→ **DESCRIPTION OF THE TASK**: The number needed is how many lines of the data hold the string "title". Give that number and nothing more.

→ **INPUT**:
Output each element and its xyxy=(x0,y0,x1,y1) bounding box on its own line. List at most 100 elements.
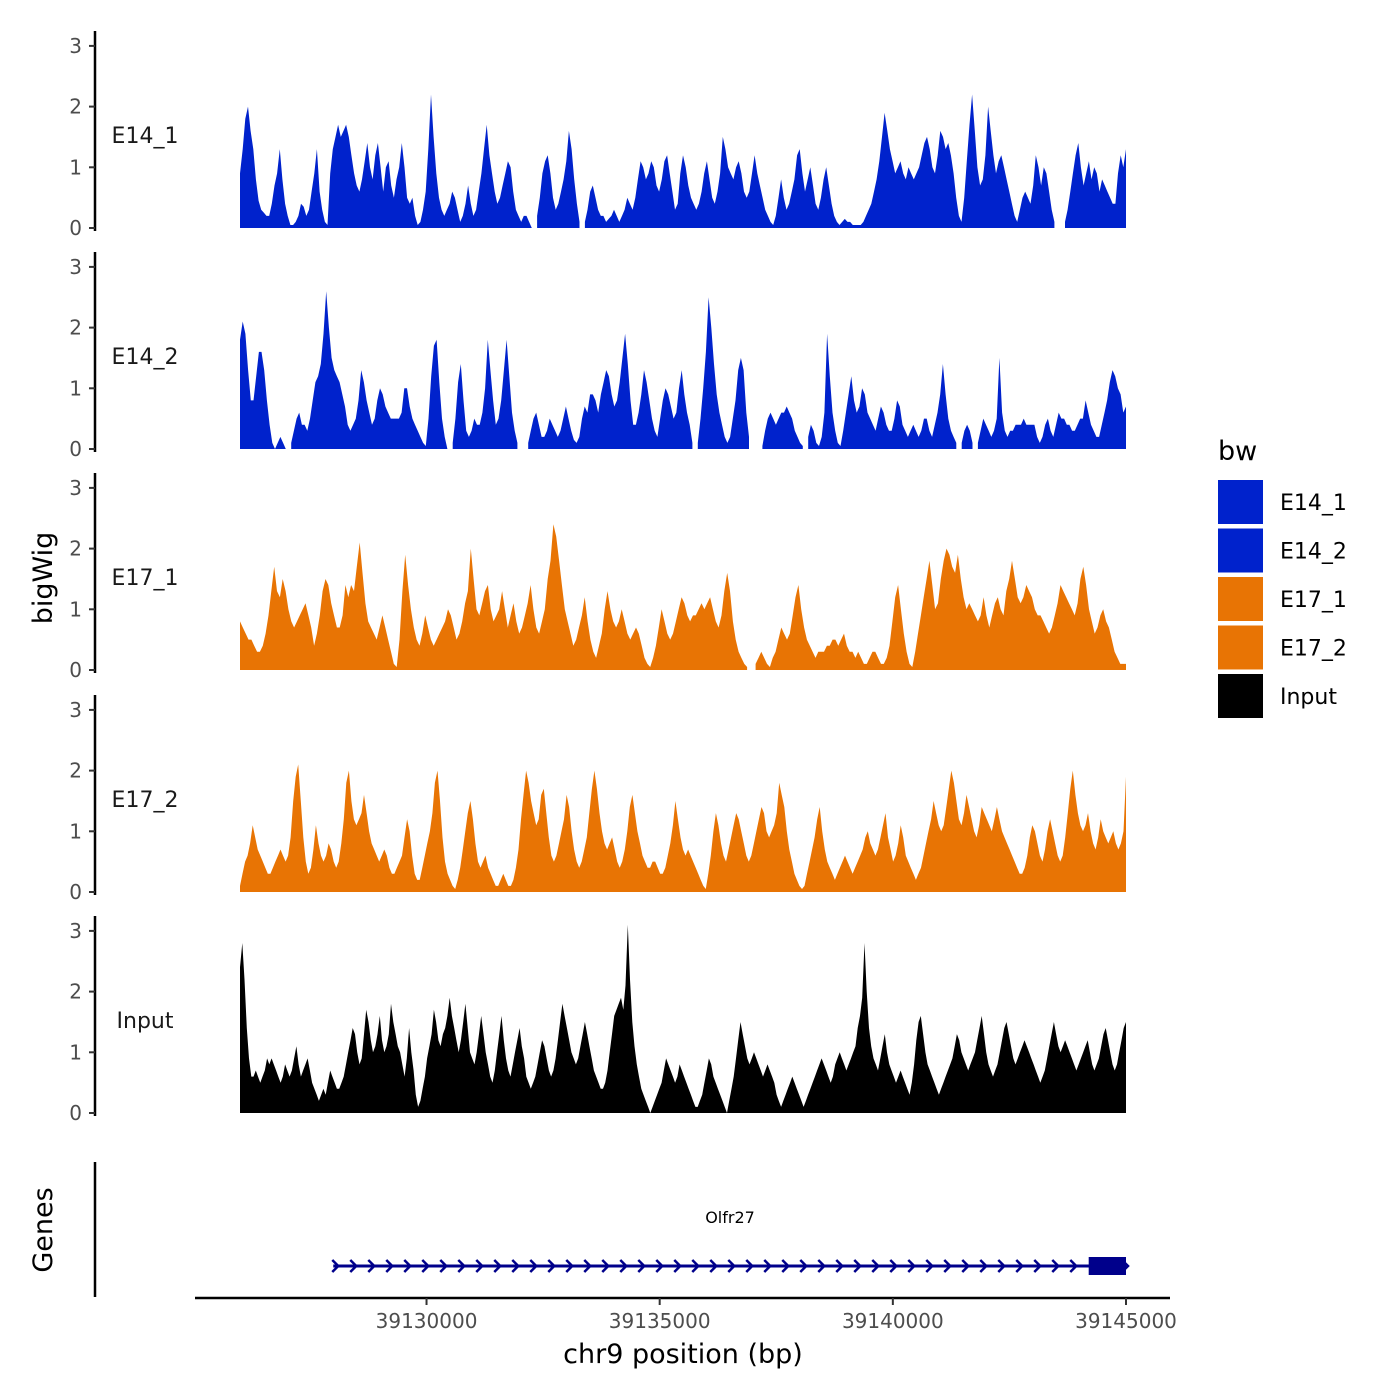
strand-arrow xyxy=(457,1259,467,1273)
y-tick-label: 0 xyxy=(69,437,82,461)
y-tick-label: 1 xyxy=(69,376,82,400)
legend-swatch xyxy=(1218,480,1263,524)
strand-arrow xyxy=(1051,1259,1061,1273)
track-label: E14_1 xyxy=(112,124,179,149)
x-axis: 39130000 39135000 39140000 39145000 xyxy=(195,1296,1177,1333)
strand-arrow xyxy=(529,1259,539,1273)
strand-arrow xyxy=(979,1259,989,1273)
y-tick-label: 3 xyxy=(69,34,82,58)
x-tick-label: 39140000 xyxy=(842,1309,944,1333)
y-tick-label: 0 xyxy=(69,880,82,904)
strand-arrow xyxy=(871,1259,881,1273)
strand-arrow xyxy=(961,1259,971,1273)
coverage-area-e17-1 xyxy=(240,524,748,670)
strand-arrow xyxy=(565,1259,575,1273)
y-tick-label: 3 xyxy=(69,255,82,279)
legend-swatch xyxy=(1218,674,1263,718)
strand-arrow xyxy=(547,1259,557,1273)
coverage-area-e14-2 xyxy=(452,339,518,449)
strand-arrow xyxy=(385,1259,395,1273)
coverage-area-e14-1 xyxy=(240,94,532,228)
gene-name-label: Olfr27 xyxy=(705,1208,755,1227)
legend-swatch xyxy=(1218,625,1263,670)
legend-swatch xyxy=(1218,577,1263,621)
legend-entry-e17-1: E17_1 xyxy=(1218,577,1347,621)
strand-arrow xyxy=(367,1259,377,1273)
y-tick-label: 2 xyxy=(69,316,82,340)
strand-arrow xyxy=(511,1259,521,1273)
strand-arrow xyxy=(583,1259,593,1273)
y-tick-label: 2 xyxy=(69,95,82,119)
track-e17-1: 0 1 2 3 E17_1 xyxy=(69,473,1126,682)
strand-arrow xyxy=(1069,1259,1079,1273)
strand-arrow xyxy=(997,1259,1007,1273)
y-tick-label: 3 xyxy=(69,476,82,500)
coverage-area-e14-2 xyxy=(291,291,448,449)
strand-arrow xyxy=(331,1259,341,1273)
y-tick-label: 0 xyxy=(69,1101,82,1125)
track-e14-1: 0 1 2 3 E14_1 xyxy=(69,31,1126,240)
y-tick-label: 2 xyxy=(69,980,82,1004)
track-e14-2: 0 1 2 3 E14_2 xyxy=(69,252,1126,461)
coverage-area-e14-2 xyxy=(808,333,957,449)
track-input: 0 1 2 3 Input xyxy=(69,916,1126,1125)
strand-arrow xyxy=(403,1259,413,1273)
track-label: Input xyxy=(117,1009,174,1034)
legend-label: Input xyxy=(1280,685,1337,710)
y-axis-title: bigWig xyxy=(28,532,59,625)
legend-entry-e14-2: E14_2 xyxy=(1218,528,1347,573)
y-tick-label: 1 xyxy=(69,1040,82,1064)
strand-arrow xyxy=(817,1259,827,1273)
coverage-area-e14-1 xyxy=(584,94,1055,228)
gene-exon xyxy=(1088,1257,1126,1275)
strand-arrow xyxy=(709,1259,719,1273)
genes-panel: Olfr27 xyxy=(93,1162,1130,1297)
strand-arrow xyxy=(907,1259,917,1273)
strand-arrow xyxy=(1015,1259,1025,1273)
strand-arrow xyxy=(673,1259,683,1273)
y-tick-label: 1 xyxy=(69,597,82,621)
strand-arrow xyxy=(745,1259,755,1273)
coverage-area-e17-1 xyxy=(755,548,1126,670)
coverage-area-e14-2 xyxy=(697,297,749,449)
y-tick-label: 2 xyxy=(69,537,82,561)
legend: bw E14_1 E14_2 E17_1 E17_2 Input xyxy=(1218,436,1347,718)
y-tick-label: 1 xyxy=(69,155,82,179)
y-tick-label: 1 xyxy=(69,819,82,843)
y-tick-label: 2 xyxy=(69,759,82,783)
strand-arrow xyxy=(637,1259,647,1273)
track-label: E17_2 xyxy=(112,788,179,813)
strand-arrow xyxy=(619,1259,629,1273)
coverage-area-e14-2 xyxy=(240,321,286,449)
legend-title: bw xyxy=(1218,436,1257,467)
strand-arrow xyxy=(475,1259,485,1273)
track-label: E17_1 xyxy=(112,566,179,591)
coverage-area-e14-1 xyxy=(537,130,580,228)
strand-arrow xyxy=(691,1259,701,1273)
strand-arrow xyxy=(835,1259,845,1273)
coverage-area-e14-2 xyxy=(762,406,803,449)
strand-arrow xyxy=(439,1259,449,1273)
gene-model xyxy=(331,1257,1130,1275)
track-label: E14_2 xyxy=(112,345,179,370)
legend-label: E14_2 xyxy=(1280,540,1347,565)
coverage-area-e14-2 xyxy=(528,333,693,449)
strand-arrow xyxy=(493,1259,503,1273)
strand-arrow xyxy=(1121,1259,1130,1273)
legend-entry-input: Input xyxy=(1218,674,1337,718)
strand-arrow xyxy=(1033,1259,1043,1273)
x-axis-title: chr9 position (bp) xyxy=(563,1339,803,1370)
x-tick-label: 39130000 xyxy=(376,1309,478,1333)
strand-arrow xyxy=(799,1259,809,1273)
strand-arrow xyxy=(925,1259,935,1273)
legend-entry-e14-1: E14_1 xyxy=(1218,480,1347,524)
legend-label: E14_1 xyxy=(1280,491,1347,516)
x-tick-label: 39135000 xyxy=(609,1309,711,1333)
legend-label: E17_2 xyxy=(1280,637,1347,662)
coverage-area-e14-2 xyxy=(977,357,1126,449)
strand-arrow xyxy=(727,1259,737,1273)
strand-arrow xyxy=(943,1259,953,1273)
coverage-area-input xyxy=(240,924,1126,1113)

→ **TASK ANSWER**: 3